▶ EXCERPTED RECORDS
↓↓↓

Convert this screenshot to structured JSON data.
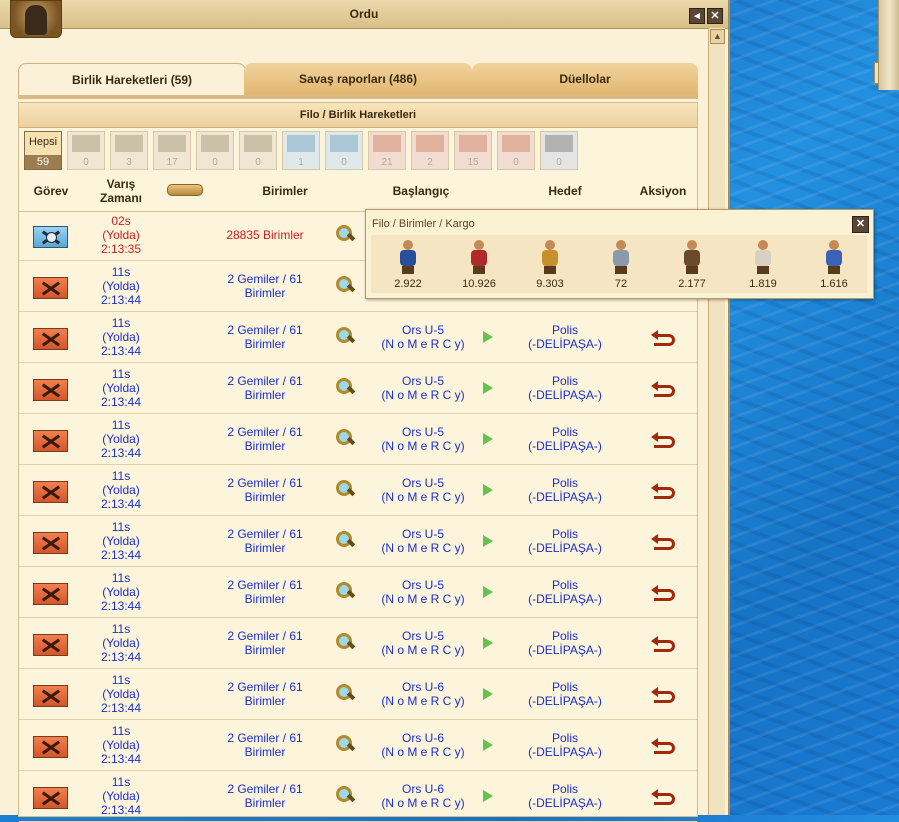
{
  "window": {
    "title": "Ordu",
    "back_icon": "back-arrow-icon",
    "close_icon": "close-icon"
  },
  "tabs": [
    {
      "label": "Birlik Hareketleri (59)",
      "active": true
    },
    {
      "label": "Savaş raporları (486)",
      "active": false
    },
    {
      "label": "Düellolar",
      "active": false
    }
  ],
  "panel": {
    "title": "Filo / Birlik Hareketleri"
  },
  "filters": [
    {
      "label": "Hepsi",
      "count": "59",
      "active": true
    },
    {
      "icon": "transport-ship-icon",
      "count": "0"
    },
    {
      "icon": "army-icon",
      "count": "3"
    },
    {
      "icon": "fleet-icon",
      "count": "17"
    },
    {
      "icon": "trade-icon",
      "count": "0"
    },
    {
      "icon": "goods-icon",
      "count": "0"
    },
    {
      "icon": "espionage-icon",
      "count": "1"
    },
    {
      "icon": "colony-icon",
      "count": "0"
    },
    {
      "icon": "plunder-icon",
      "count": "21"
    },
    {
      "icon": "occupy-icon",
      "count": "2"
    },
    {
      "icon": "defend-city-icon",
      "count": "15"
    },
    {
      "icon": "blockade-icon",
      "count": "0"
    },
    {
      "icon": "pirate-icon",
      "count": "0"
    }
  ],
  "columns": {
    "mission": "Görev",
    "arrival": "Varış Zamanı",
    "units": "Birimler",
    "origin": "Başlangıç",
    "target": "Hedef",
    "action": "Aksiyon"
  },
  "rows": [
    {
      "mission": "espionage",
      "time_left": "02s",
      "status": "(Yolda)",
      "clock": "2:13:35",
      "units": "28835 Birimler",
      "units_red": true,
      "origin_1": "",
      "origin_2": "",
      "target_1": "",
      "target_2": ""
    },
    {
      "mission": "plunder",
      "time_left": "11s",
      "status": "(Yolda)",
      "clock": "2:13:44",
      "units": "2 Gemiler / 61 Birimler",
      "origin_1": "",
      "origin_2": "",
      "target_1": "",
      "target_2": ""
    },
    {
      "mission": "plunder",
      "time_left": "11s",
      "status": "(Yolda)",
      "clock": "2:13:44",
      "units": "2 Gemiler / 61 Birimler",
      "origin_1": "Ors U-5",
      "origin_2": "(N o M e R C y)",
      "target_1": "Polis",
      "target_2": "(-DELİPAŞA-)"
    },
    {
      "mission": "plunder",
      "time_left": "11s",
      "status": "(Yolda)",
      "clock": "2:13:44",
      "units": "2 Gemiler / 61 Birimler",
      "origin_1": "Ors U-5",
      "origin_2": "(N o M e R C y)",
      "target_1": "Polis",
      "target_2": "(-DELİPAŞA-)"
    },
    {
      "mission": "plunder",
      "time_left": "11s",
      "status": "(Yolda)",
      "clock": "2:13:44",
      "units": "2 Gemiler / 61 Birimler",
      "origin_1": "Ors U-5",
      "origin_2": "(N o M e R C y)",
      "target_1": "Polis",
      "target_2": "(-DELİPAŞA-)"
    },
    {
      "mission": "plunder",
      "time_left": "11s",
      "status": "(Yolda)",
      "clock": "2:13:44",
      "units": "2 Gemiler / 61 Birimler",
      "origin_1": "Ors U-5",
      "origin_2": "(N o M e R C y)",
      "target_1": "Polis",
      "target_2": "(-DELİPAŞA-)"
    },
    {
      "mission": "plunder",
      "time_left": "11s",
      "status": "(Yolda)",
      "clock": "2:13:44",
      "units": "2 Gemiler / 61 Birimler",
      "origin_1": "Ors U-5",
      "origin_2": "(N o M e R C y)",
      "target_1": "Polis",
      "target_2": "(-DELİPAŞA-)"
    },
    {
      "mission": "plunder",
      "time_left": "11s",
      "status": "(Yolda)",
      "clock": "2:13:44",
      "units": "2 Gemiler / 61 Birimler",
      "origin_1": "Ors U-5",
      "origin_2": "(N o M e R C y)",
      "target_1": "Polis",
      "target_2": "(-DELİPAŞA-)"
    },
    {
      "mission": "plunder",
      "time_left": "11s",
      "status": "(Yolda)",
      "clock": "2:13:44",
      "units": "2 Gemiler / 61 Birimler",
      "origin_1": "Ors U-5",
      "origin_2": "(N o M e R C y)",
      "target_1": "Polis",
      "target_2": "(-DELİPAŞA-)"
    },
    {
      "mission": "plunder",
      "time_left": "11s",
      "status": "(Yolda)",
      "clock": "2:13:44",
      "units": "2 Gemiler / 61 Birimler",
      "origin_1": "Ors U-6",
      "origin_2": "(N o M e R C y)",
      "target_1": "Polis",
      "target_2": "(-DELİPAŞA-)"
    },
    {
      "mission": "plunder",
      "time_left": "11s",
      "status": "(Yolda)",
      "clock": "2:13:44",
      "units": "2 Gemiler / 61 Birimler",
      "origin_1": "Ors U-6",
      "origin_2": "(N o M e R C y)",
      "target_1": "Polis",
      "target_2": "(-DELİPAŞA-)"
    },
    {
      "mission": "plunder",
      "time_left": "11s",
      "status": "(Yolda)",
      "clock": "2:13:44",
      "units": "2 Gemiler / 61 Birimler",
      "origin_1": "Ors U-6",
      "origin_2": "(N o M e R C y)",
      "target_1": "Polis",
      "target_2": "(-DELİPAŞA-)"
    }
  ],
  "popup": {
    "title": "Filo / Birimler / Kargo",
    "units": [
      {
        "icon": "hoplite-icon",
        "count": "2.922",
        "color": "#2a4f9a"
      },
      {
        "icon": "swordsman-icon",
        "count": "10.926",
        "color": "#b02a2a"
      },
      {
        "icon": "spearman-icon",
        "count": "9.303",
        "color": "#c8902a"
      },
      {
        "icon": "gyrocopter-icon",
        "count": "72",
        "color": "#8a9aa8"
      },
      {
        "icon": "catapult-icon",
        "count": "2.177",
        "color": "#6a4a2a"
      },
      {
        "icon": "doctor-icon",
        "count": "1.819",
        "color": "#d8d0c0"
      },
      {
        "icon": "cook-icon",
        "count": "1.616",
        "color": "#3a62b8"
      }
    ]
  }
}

↑↑↑
↓↓↓

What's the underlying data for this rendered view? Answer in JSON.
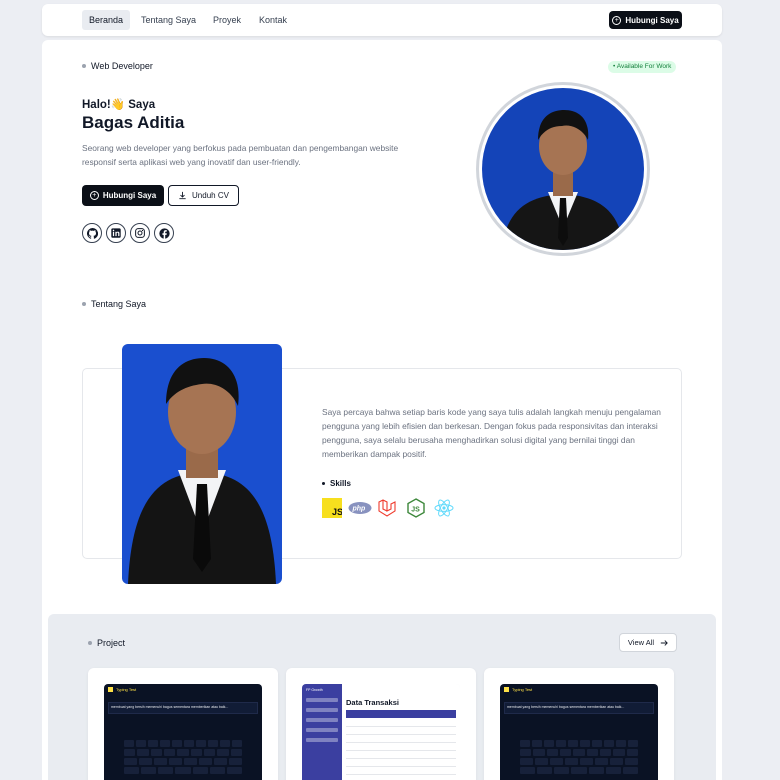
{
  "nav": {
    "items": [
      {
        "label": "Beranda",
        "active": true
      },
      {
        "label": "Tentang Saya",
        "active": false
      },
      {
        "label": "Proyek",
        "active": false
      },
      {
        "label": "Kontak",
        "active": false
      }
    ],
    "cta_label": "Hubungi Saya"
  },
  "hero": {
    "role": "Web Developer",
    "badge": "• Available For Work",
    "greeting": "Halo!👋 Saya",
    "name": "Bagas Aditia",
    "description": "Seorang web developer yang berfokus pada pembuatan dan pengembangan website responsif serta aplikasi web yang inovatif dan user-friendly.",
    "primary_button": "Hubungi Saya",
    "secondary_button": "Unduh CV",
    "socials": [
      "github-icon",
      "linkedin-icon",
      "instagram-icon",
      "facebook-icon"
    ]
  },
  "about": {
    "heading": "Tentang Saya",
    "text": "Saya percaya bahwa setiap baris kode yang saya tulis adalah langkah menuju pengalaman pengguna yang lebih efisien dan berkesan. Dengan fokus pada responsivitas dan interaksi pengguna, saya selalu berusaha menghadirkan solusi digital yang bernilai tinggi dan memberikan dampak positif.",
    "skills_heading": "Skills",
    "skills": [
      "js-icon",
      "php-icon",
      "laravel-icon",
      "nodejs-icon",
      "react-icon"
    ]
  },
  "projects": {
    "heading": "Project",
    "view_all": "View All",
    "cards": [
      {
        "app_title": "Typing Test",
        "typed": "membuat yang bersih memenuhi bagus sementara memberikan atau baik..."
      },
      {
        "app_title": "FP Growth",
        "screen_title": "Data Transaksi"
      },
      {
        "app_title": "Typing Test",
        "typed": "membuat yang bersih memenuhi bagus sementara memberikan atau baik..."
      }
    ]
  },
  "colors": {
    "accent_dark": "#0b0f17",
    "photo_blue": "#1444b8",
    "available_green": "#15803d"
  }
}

↑↑↑
↓↓↓

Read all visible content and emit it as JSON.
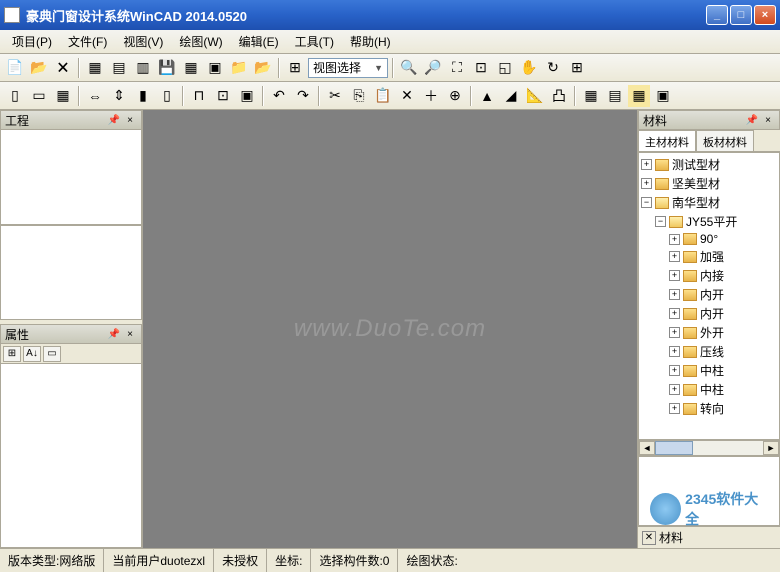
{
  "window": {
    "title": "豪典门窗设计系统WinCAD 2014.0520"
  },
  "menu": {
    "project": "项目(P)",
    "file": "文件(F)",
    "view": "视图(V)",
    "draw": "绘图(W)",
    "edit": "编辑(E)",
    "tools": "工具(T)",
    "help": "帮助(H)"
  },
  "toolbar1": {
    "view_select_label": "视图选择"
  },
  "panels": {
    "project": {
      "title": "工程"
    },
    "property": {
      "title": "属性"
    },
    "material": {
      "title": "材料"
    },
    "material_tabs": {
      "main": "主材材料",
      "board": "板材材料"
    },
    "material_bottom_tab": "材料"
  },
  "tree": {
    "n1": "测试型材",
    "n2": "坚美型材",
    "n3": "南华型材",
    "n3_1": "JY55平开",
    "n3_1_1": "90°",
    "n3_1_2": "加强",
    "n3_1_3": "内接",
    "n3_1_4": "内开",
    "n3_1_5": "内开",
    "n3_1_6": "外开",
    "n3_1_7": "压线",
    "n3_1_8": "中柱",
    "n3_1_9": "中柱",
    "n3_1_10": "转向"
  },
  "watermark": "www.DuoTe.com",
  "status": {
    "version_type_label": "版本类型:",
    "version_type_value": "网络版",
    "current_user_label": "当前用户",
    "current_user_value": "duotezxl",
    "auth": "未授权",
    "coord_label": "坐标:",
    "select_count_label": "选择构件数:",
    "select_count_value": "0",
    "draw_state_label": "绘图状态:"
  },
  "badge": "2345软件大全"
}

↑↑↑

▶ THE TASK
Each line containing "badge" counts once; state the total number of such lines and nothing else.

▶ RESPONSE TO THE EXERCISE
2